*Given problem*
Please list all lines of the material below in which the string "Choose" occurs.

*Items*
──────────────────────────────

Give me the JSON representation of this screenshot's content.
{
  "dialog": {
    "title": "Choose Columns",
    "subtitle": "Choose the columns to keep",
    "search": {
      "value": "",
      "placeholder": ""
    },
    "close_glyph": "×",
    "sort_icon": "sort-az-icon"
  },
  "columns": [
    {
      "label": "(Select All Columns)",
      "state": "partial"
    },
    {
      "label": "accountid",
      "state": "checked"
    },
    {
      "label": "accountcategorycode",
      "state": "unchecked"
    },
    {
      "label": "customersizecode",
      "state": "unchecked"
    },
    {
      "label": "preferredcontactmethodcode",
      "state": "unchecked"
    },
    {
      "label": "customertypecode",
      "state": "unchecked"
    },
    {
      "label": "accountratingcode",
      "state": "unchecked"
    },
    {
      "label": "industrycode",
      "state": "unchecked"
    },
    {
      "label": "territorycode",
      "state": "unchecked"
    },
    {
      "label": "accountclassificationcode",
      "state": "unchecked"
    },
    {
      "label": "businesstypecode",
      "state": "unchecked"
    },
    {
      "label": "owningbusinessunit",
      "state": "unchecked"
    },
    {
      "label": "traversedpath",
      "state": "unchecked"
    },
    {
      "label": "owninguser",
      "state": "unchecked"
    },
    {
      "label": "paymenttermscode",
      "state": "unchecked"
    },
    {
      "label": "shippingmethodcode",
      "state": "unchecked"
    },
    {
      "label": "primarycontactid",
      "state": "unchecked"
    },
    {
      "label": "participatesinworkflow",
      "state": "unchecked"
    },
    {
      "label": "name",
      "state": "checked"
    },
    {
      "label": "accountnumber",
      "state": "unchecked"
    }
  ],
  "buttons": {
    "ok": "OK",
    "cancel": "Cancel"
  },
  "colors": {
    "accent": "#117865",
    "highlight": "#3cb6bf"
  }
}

──────────────────────────────

*Answer to this problem*
    "title": "Choose Columns",
    "subtitle": "Choose the columns to keep",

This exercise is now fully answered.